> Task material:
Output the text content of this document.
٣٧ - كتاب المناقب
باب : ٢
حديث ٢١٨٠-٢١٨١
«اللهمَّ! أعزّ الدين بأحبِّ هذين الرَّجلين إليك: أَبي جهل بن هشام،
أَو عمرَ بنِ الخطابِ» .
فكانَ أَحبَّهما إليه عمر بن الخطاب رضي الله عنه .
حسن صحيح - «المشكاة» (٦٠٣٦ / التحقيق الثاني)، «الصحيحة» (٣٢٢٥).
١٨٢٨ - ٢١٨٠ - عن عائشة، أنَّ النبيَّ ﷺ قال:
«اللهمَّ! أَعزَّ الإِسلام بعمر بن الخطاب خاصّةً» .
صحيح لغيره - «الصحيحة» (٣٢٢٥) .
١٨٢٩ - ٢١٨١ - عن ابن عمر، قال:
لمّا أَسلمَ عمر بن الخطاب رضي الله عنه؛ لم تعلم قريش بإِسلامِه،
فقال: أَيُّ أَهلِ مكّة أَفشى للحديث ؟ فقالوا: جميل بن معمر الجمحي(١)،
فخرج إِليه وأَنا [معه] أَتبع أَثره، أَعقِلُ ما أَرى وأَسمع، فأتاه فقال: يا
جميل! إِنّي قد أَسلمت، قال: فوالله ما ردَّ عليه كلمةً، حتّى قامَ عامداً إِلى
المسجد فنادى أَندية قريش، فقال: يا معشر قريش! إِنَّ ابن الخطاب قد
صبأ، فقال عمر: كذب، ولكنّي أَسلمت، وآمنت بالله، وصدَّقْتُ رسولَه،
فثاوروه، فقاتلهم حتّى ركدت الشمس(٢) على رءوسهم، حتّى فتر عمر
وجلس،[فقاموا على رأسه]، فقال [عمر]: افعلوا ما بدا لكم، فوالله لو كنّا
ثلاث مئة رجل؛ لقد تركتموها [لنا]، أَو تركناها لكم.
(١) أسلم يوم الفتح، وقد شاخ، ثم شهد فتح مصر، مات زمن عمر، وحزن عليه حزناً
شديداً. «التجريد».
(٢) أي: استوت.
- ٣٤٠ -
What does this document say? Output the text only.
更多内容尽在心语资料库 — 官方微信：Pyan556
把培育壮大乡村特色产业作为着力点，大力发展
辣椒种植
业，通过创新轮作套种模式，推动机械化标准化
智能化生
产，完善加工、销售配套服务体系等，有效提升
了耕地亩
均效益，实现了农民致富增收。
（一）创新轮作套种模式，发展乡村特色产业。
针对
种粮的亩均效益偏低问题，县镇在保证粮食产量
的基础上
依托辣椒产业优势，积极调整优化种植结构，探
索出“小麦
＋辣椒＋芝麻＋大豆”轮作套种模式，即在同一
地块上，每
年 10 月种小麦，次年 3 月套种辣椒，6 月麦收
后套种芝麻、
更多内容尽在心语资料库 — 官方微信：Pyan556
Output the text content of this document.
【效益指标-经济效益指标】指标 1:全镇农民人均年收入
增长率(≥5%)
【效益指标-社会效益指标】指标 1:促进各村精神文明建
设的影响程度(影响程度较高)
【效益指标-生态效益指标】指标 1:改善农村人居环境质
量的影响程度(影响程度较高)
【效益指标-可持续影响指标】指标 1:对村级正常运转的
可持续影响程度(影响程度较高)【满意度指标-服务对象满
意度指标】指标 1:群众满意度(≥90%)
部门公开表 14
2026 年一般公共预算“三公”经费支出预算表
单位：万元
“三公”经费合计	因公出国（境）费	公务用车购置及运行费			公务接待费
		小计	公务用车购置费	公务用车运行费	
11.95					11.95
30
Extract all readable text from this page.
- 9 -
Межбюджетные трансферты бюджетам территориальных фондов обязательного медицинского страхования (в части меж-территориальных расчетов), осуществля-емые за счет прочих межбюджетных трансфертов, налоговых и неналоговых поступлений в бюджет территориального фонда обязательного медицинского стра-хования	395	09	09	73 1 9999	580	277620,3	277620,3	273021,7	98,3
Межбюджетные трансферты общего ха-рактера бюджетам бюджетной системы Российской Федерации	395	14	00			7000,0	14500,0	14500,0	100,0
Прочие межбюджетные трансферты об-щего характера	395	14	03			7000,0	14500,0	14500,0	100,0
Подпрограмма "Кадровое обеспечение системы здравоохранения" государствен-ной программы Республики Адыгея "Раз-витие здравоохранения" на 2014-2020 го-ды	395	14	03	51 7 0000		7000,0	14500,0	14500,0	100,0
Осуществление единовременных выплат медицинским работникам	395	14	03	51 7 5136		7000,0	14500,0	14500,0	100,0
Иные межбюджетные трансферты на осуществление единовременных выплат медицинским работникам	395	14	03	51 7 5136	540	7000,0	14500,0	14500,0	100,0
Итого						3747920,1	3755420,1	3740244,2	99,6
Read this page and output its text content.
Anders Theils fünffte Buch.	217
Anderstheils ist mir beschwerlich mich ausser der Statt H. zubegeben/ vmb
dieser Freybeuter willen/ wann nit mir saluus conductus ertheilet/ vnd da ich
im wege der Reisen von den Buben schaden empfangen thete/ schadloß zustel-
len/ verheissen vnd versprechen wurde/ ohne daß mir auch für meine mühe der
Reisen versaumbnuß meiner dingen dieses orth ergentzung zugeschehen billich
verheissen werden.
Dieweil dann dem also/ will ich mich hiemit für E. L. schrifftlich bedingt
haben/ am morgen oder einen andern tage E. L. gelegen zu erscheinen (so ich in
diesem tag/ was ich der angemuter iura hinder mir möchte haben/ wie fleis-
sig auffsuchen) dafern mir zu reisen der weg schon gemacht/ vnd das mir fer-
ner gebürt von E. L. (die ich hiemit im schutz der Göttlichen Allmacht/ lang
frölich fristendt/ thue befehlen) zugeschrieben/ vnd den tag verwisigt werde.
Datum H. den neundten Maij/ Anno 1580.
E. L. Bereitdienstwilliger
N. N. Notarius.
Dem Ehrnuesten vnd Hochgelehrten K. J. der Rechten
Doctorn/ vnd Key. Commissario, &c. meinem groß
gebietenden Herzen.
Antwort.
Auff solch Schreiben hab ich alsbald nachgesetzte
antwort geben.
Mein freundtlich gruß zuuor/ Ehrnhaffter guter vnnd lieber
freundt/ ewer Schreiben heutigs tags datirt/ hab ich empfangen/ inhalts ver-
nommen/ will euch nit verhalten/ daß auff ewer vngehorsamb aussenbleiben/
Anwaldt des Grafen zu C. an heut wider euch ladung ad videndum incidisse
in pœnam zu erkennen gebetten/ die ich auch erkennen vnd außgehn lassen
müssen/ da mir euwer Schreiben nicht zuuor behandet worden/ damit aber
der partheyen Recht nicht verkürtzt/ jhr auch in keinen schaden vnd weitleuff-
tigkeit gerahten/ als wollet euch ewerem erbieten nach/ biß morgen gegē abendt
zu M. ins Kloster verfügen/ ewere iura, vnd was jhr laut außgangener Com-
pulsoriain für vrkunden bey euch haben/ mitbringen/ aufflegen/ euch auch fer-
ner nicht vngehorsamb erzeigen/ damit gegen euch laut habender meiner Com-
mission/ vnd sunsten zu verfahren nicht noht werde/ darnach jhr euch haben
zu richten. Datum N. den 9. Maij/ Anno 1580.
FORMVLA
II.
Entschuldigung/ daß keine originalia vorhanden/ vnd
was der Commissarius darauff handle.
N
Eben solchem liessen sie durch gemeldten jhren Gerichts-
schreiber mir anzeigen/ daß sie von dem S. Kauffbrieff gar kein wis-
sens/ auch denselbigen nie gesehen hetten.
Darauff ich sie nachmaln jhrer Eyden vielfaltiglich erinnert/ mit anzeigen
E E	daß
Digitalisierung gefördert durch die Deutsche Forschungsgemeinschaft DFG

> Exercise brief:
Track down every line with the word "اللهم" and copy it.

> Solution for this task:
«اللهمَّ! أعزّ الدين بأحبِّ هذين الرَّجلين إليك: أَبي جهل بن هشام،
«اللهمَّ! أَعزَّ الإِسلام بعمر بن الخطاب خاصّةً» .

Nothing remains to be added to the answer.